::: Listing :::
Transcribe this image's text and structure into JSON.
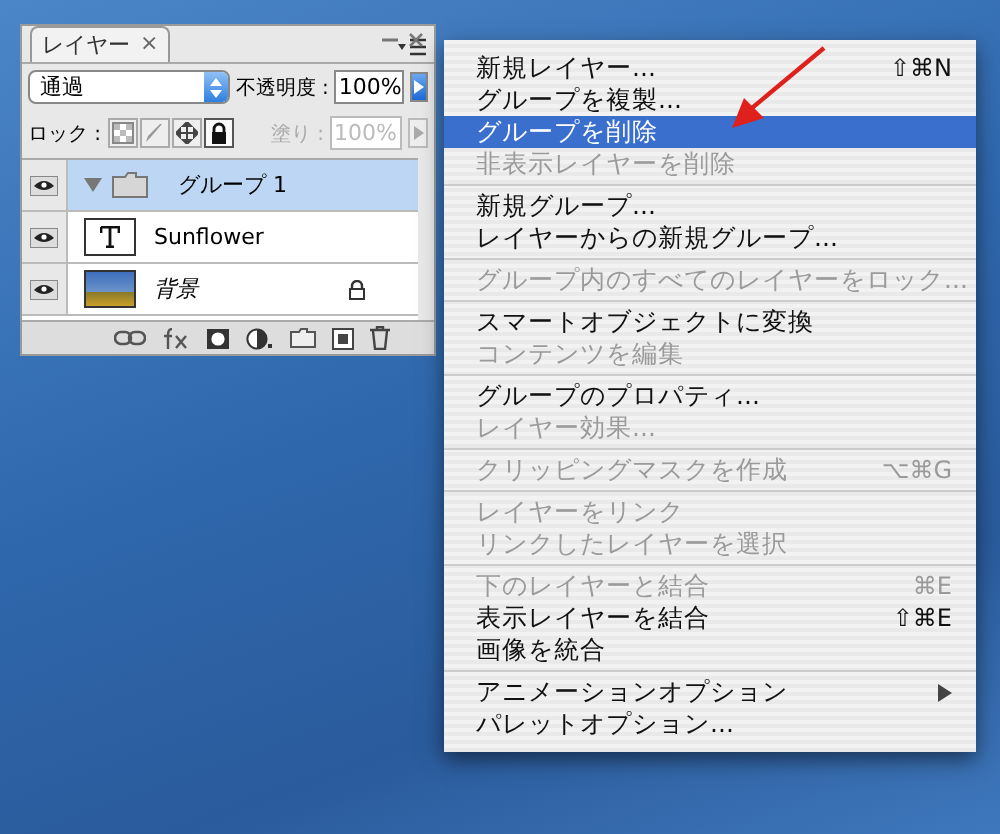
{
  "panel": {
    "tab": {
      "label": "レイヤー",
      "close": "×"
    },
    "blend_mode": "通過",
    "opacity_label": "不透明度 :",
    "opacity": "100%",
    "lock_label": "ロック :",
    "lock_buttons": [
      {
        "kind": "transparency",
        "selected": false
      },
      {
        "kind": "paint",
        "selected": false
      },
      {
        "kind": "move",
        "selected": false
      },
      {
        "kind": "all",
        "selected": true
      }
    ],
    "fill_label": "塗り :",
    "fill": "100%",
    "fill_disabled": true,
    "layers": [
      {
        "kind": "group",
        "name": "グループ 1",
        "visible": true,
        "selected": true,
        "expanded": true,
        "locked": false,
        "italic": false
      },
      {
        "kind": "text",
        "name": "Sunflower",
        "visible": true,
        "selected": false,
        "locked": false,
        "italic": false
      },
      {
        "kind": "image",
        "name": "背景",
        "visible": true,
        "selected": false,
        "locked": true,
        "italic": true
      }
    ]
  },
  "menu": {
    "groups": [
      [
        {
          "kind": "command",
          "label": "新規レイヤー...",
          "shortcut": "⇧⌘N",
          "disabled": false,
          "selected": false
        },
        {
          "kind": "command",
          "label": "グループを複製...",
          "disabled": false,
          "selected": false
        },
        {
          "kind": "command",
          "label": "グループを削除",
          "disabled": false,
          "selected": true
        },
        {
          "kind": "command",
          "label": "非表示レイヤーを削除",
          "disabled": true,
          "selected": false
        }
      ],
      [
        {
          "kind": "command",
          "label": "新規グループ...",
          "disabled": false,
          "selected": false
        },
        {
          "kind": "command",
          "label": "レイヤーからの新規グループ...",
          "disabled": false,
          "selected": false
        }
      ],
      [
        {
          "kind": "command",
          "label": "グループ内のすべてのレイヤーをロック...",
          "disabled": true,
          "selected": false
        }
      ],
      [
        {
          "kind": "command",
          "label": "スマートオブジェクトに変換",
          "disabled": false,
          "selected": false
        },
        {
          "kind": "command",
          "label": "コンテンツを編集",
          "disabled": true,
          "selected": false
        }
      ],
      [
        {
          "kind": "command",
          "label": "グループのプロパティ...",
          "disabled": false,
          "selected": false
        },
        {
          "kind": "command",
          "label": "レイヤー効果...",
          "disabled": true,
          "selected": false
        }
      ],
      [
        {
          "kind": "command",
          "label": "クリッピングマスクを作成",
          "shortcut": "⌥⌘G",
          "disabled": true,
          "selected": false
        }
      ],
      [
        {
          "kind": "command",
          "label": "レイヤーをリンク",
          "disabled": true,
          "selected": false
        },
        {
          "kind": "command",
          "label": "リンクしたレイヤーを選択",
          "disabled": true,
          "selected": false
        }
      ],
      [
        {
          "kind": "command",
          "label": "下のレイヤーと結合",
          "shortcut": "⌘E",
          "disabled": true,
          "selected": false
        },
        {
          "kind": "command",
          "label": "表示レイヤーを結合",
          "shortcut": "⇧⌘E",
          "disabled": false,
          "selected": false
        },
        {
          "kind": "command",
          "label": "画像を統合",
          "disabled": false,
          "selected": false
        }
      ],
      [
        {
          "kind": "submenu",
          "label": "アニメーションオプション",
          "disabled": false,
          "selected": false
        },
        {
          "kind": "command",
          "label": "パレットオプション...",
          "disabled": false,
          "selected": false
        }
      ]
    ]
  }
}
:::
Written request » Return each full line of the entries that contains the word "text".

Written solution »
Transcribe this image's text and structure into JSON.
        "kind": "text",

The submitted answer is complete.